> _THE PROBLEM_: Tally up the lines that include "with" and state that number by itself.

____ INPUT ROWS

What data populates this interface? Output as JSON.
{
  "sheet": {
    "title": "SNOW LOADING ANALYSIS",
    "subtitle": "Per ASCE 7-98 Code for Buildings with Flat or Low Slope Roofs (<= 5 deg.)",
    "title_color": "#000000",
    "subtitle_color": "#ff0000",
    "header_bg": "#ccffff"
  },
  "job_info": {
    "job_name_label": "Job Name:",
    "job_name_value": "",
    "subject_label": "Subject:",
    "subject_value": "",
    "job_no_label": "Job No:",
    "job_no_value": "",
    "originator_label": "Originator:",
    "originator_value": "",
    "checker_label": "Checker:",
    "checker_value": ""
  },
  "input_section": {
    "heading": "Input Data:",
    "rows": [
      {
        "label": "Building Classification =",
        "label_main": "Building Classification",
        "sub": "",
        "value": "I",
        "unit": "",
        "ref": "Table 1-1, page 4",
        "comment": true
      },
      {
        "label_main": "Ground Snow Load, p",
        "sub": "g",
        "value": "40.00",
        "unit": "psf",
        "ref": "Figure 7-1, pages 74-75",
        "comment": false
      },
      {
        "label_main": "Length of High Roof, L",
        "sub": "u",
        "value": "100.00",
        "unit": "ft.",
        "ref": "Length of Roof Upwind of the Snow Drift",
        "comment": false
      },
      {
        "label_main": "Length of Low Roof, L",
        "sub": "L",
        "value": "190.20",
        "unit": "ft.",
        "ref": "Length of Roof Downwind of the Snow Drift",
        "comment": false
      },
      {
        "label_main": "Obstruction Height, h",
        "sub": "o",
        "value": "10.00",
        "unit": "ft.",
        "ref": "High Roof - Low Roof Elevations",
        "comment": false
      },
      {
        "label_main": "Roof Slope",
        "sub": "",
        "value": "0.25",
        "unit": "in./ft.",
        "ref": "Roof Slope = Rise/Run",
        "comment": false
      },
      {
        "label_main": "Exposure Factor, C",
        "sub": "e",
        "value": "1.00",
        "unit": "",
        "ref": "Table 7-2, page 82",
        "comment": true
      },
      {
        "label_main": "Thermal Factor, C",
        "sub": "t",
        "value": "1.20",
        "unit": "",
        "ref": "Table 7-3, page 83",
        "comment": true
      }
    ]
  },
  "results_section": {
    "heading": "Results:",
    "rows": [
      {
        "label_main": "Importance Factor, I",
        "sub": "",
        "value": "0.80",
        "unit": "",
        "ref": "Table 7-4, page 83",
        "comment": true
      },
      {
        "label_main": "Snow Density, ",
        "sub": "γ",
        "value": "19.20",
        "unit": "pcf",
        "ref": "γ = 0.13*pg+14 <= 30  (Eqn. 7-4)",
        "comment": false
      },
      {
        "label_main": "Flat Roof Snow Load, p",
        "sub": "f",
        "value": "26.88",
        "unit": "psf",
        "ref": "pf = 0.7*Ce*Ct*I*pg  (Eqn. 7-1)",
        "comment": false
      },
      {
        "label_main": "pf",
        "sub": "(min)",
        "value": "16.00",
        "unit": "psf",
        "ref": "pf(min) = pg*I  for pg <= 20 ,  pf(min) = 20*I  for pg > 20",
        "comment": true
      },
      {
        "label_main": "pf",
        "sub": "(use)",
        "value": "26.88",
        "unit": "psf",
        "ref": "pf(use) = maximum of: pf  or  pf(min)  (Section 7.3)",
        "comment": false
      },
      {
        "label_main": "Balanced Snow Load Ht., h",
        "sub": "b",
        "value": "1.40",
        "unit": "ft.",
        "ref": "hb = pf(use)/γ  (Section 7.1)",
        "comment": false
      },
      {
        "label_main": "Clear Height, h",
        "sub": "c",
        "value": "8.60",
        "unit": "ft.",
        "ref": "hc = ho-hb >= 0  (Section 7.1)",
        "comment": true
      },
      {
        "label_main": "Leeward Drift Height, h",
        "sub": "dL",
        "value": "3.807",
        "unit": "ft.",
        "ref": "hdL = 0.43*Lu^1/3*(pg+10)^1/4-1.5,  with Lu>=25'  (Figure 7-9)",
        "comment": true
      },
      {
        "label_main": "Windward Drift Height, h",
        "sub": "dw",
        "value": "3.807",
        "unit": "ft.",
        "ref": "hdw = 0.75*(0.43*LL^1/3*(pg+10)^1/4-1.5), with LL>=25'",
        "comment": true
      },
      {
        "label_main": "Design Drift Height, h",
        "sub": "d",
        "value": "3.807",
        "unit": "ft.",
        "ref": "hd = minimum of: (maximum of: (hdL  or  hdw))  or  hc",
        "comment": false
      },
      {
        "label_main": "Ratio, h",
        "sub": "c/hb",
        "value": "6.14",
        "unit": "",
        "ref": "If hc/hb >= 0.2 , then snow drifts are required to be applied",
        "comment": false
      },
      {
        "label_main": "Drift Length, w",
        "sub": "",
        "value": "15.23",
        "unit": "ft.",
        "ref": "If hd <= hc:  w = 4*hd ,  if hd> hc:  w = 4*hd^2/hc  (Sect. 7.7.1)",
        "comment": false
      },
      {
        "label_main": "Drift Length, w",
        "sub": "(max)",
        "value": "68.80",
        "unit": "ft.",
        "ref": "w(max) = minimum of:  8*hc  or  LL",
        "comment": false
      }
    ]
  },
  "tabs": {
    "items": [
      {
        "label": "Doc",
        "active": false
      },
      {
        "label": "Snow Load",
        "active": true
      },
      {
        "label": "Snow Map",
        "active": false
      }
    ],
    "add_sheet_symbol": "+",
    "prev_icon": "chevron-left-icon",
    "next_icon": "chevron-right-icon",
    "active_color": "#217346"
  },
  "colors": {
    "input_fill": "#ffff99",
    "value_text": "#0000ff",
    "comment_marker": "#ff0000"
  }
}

________

> _ANSWER FOR THIS EXERCISE_: 3